INSTRUCTIONS FOR THE TASK:
Leave out the images and repeat the listing below without a single change.

** start of DATA LISTING **

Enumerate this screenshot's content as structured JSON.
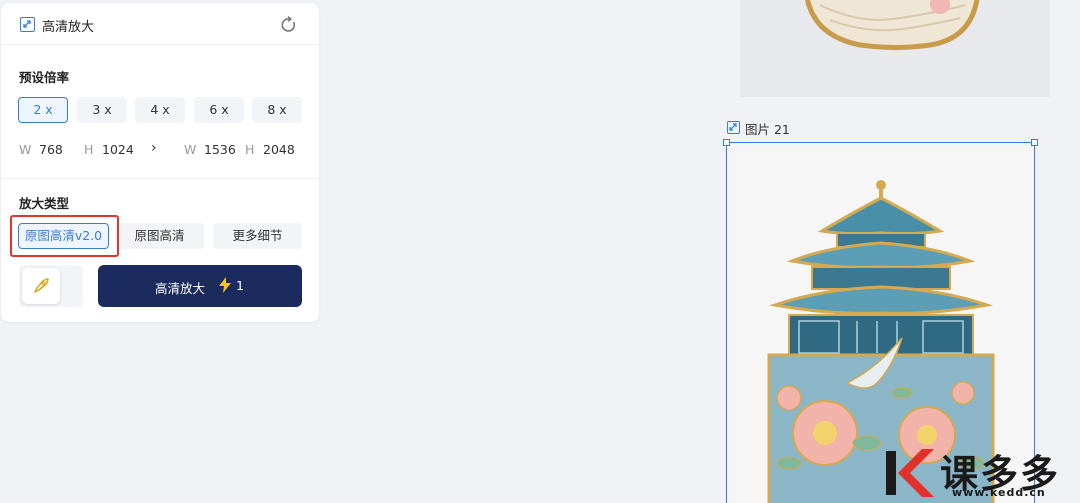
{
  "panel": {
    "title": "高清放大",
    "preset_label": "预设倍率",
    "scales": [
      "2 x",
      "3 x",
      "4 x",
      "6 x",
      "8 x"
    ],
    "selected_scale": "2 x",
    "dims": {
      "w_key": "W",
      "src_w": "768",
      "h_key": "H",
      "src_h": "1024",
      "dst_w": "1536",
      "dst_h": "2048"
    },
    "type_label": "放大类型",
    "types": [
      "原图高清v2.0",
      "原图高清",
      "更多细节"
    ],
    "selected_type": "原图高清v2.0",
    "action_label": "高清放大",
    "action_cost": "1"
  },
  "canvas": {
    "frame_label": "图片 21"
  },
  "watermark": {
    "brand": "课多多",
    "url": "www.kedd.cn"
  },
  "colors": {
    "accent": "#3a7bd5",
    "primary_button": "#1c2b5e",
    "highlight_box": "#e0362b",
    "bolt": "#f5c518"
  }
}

** end of DATA LISTING **

FINAL RESULT:
Enumerate this screenshot's content as structured JSON.
{
  "panel": {
    "title": "高清放大",
    "preset_label": "预设倍率",
    "scales": [
      "2 x",
      "3 x",
      "4 x",
      "6 x",
      "8 x"
    ],
    "selected_scale": "2 x",
    "dims": {
      "w_key": "W",
      "src_w": "768",
      "h_key": "H",
      "src_h": "1024",
      "dst_w": "1536",
      "dst_h": "2048"
    },
    "type_label": "放大类型",
    "types": [
      "原图高清v2.0",
      "原图高清",
      "更多细节"
    ],
    "selected_type": "原图高清v2.0",
    "action_label": "高清放大",
    "action_cost": "1"
  },
  "canvas": {
    "frame_label": "图片 21"
  },
  "watermark": {
    "brand": "课多多",
    "url": "www.kedd.cn"
  },
  "colors": {
    "accent": "#3a7bd5",
    "primary_button": "#1c2b5e",
    "highlight_box": "#e0362b",
    "bolt": "#f5c518"
  }
}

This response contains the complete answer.